▸ **Material to process**
** begin **

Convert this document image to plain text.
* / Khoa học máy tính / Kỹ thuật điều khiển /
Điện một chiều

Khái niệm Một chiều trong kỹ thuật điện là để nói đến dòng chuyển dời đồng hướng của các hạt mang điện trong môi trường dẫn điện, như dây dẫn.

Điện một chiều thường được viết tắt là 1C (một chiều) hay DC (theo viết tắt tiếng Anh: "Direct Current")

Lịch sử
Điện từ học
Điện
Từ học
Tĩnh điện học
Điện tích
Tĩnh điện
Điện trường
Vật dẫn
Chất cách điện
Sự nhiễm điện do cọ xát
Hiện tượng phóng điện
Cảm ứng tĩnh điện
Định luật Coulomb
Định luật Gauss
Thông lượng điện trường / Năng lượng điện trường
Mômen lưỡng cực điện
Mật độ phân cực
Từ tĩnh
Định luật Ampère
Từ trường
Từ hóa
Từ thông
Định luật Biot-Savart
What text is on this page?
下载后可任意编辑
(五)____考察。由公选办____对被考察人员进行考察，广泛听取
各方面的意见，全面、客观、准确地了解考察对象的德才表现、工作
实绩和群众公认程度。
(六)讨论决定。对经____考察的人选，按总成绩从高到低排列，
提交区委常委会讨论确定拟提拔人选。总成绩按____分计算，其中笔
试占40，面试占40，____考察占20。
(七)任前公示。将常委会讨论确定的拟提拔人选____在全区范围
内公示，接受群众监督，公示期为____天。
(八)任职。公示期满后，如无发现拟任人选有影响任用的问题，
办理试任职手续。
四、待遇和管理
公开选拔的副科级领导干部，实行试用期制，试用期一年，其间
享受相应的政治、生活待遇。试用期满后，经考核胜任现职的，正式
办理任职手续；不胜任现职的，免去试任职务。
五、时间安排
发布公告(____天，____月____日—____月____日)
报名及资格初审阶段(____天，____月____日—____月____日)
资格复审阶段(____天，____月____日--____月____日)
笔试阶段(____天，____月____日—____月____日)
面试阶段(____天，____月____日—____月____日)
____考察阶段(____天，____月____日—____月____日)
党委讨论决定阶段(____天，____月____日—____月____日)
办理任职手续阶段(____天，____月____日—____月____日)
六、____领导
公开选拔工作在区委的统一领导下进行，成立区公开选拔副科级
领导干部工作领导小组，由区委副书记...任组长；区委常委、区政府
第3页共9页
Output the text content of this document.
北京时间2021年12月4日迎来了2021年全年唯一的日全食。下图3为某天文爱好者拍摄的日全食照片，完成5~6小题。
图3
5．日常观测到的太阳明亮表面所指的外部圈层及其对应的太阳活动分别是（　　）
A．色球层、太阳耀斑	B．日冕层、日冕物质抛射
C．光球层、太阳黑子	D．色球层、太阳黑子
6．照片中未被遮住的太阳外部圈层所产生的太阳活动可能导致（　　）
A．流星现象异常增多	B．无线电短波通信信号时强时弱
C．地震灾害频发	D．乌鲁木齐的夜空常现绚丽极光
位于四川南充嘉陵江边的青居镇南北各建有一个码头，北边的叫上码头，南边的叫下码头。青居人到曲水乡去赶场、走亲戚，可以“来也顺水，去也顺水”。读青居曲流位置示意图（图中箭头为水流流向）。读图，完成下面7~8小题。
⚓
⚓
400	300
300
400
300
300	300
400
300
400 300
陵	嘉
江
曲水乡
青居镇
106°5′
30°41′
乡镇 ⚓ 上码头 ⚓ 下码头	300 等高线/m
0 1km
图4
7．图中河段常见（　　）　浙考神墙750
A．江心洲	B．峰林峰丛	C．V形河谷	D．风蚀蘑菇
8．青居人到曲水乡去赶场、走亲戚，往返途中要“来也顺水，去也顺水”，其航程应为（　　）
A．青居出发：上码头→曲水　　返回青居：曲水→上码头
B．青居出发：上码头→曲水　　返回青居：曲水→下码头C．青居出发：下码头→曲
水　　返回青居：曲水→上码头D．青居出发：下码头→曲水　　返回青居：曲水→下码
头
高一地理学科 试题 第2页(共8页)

** end **

▸ **Task statement**
Extract each line holding the string "chiều".

▸ **Answer in full**
Điện một chiều
Khái niệm Một chiều trong kỹ thuật điện là để nói đến dòng chuyển dời đồng hướng của các hạt mang điện trong môi trường dẫn điện, như dây dẫn.
Điện một chiều thường được viết tắt là 1C (một chiều) hay DC (theo viết tắt tiếng Anh: "Direct Current")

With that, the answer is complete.